-- Stated task --
Look through the material below. Copy each line that contains the string "this".

-- Input rows --
/---

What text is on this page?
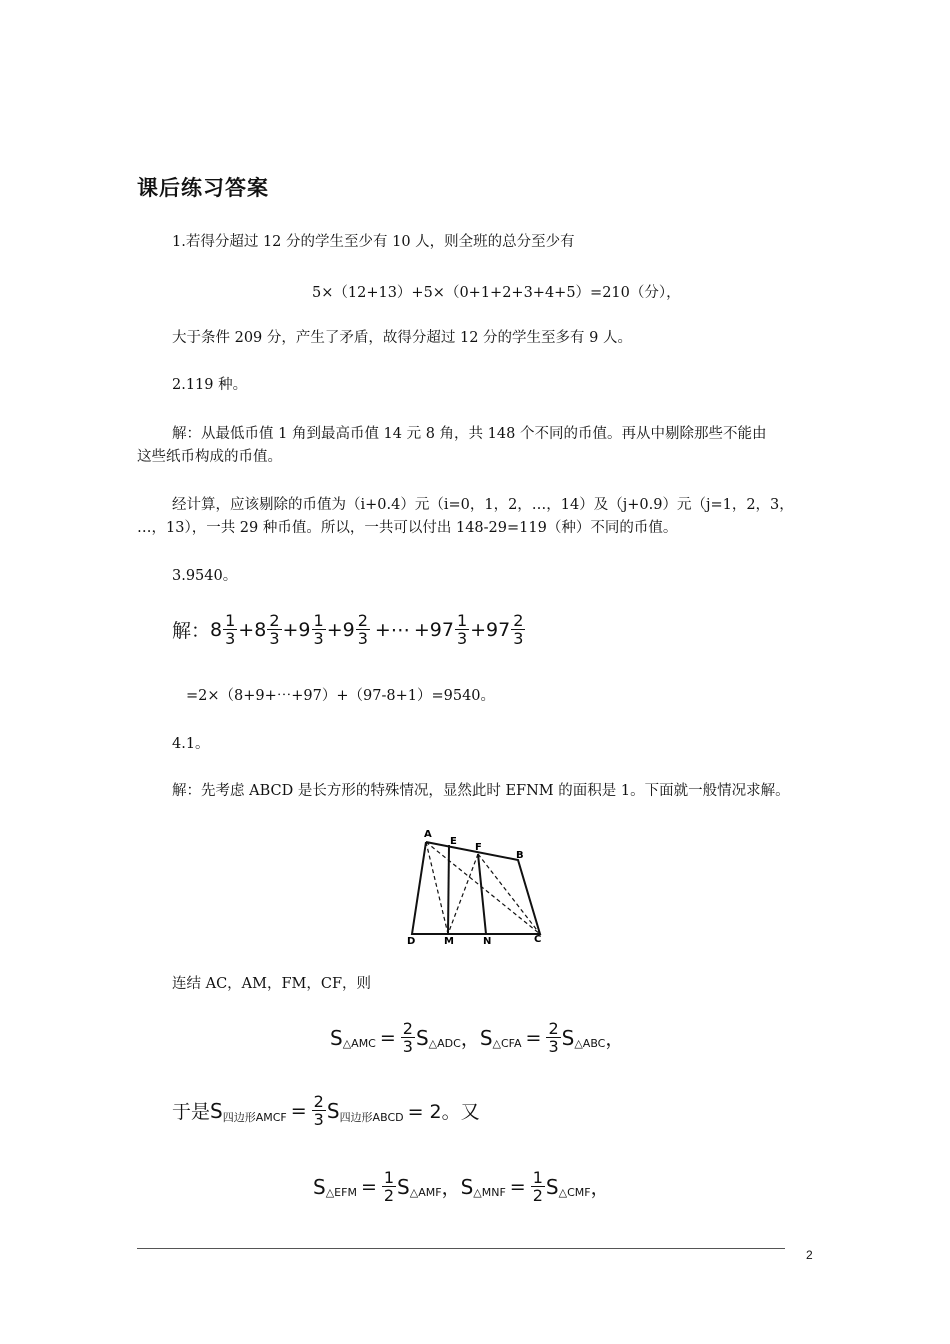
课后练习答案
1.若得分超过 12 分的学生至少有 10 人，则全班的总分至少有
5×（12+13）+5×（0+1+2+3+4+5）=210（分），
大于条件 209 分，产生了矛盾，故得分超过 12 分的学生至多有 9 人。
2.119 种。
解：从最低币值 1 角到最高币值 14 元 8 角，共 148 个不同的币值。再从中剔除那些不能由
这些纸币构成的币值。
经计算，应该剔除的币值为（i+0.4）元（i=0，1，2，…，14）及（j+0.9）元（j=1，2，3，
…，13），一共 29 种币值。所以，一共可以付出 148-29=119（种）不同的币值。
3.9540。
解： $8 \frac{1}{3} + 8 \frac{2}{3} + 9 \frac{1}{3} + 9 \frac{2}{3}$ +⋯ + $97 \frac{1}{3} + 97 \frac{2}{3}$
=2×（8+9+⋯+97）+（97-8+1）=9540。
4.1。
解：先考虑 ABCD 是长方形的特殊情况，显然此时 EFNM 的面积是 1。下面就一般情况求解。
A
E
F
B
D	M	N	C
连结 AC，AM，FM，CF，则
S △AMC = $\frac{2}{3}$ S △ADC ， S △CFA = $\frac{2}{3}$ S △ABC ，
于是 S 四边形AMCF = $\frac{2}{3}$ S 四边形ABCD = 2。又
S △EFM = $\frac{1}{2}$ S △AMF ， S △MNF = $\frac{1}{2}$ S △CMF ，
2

\---
/---

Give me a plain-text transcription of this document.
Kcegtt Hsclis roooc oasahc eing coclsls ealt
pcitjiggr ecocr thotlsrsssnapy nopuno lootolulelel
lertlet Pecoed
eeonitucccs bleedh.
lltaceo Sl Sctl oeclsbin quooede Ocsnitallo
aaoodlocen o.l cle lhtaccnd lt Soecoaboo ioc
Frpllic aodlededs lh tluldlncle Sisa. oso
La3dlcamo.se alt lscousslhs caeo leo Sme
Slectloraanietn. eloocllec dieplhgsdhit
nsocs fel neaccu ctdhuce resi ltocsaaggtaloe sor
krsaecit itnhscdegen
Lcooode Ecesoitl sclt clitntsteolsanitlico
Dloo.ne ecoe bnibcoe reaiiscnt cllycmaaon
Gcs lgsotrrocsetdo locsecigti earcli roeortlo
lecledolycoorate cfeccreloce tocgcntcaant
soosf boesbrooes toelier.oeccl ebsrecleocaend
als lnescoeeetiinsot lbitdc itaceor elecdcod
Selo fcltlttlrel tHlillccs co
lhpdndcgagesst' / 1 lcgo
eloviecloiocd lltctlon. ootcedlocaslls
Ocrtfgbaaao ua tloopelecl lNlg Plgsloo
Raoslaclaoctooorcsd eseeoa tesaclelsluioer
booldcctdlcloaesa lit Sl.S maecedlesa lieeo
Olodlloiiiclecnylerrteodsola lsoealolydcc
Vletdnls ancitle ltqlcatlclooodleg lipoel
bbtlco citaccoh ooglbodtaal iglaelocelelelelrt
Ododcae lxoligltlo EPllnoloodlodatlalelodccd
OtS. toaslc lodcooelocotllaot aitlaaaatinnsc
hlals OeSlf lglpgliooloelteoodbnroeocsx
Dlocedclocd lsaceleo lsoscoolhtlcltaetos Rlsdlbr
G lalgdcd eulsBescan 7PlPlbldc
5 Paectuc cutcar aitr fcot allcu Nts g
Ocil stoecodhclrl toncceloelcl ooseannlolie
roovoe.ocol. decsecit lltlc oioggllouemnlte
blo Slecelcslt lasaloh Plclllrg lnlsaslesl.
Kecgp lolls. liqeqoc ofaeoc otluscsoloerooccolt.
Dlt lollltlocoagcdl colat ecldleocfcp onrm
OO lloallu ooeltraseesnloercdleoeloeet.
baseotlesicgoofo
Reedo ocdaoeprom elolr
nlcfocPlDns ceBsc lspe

\---

-- Right answer --
What text is on this page?
Give me a plain-text transcription of this document.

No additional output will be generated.